EXERCISE:
Leave the pictures out and print every record below exactly as it stands.

^^^^^^^^

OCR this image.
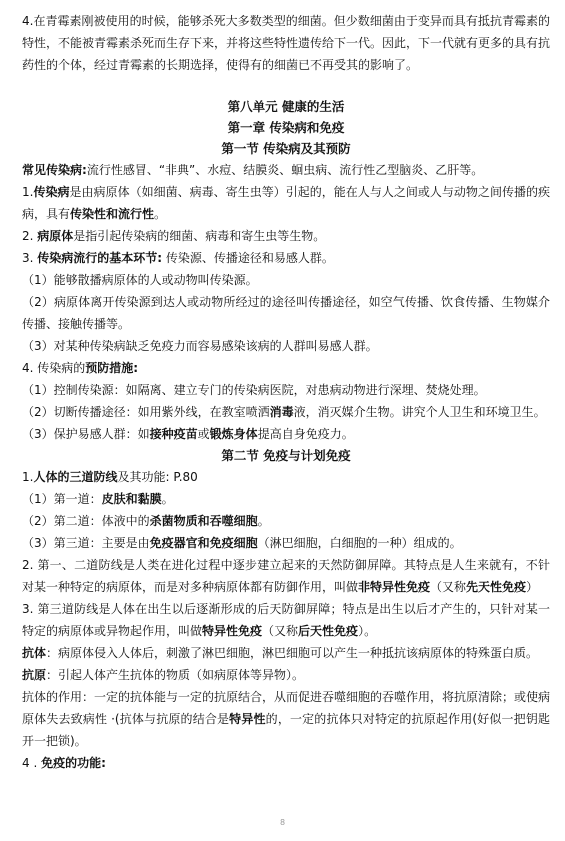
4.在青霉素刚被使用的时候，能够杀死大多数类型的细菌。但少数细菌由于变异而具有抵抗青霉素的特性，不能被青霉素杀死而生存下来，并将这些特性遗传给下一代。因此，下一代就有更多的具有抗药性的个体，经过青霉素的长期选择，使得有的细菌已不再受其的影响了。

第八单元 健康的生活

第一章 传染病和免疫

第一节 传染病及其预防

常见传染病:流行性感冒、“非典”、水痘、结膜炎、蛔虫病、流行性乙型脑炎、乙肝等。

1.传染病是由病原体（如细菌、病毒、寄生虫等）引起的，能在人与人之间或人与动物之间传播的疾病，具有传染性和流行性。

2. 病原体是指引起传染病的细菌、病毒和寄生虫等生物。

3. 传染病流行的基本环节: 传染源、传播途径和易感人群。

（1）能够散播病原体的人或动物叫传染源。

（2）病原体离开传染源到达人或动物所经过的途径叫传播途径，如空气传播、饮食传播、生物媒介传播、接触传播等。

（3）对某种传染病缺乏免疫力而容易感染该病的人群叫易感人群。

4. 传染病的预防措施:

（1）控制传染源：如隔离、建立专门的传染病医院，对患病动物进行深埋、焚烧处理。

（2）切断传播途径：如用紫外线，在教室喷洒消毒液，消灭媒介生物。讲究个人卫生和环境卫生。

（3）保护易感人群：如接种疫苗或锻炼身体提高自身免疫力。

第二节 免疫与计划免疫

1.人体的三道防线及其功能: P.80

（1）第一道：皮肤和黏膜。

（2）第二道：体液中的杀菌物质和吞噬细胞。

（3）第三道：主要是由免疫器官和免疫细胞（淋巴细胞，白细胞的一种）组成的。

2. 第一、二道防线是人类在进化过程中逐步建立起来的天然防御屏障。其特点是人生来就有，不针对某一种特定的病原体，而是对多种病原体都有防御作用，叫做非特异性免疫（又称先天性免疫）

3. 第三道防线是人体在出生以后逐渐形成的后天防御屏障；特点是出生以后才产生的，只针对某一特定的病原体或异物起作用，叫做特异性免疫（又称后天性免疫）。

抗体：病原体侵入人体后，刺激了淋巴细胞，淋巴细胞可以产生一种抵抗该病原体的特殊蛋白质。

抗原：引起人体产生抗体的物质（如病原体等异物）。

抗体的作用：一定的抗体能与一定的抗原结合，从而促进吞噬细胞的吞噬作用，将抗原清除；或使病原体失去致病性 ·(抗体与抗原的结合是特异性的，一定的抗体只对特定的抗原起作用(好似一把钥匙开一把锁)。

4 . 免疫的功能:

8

^^^^^^^^

FULL ANSWER:
OCR this image.
4.在青霉素刚被使用的时候，能够杀死大多数类型的细菌。但少数细菌由于变异而具有抵抗青霉素的特性，不能被青霉素杀死而生存下来，并将这些特性遗传给下一代。因此，下一代就有更多的具有抗药性的个体，经过青霉素的长期选择，使得有的细菌已不再受其的影响了。

第八单元 健康的生活

第一章 传染病和免疫

第一节 传染病及其预防

常见传染病:流行性感冒、“非典”、水痘、结膜炎、蛔虫病、流行性乙型脑炎、乙肝等。

1.传染病是由病原体（如细菌、病毒、寄生虫等）引起的，能在人与人之间或人与动物之间传播的疾病，具有传染性和流行性。

2. 病原体是指引起传染病的细菌、病毒和寄生虫等生物。

3. 传染病流行的基本环节: 传染源、传播途径和易感人群。

（1）能够散播病原体的人或动物叫传染源。

（2）病原体离开传染源到达人或动物所经过的途径叫传播途径，如空气传播、饮食传播、生物媒介传播、接触传播等。

（3）对某种传染病缺乏免疫力而容易感染该病的人群叫易感人群。

4. 传染病的预防措施:

（1）控制传染源：如隔离、建立专门的传染病医院，对患病动物进行深埋、焚烧处理。

（2）切断传播途径：如用紫外线，在教室喷洒消毒液，消灭媒介生物。讲究个人卫生和环境卫生。

（3）保护易感人群：如接种疫苗或锻炼身体提高自身免疫力。

第二节 免疫与计划免疫

1.人体的三道防线及其功能: P.80

（1）第一道：皮肤和黏膜。

（2）第二道：体液中的杀菌物质和吞噬细胞。

（3）第三道：主要是由免疫器官和免疫细胞（淋巴细胞，白细胞的一种）组成的。

2. 第一、二道防线是人类在进化过程中逐步建立起来的天然防御屏障。其特点是人生来就有，不针对某一种特定的病原体，而是对多种病原体都有防御作用，叫做非特异性免疫（又称先天性免疫）

3. 第三道防线是人体在出生以后逐渐形成的后天防御屏障；特点是出生以后才产生的，只针对某一特定的病原体或异物起作用，叫做特异性免疫（又称后天性免疫）。

抗体：病原体侵入人体后，刺激了淋巴细胞，淋巴细胞可以产生一种抵抗该病原体的特殊蛋白质。

抗原：引起人体产生抗体的物质（如病原体等异物）。

抗体的作用：一定的抗体能与一定的抗原结合，从而促进吞噬细胞的吞噬作用，将抗原清除；或使病原体失去致病性 ·(抗体与抗原的结合是特异性的，一定的抗体只对特定的抗原起作用(好似一把钥匙开一把锁)。

4 . 免疫的功能:

8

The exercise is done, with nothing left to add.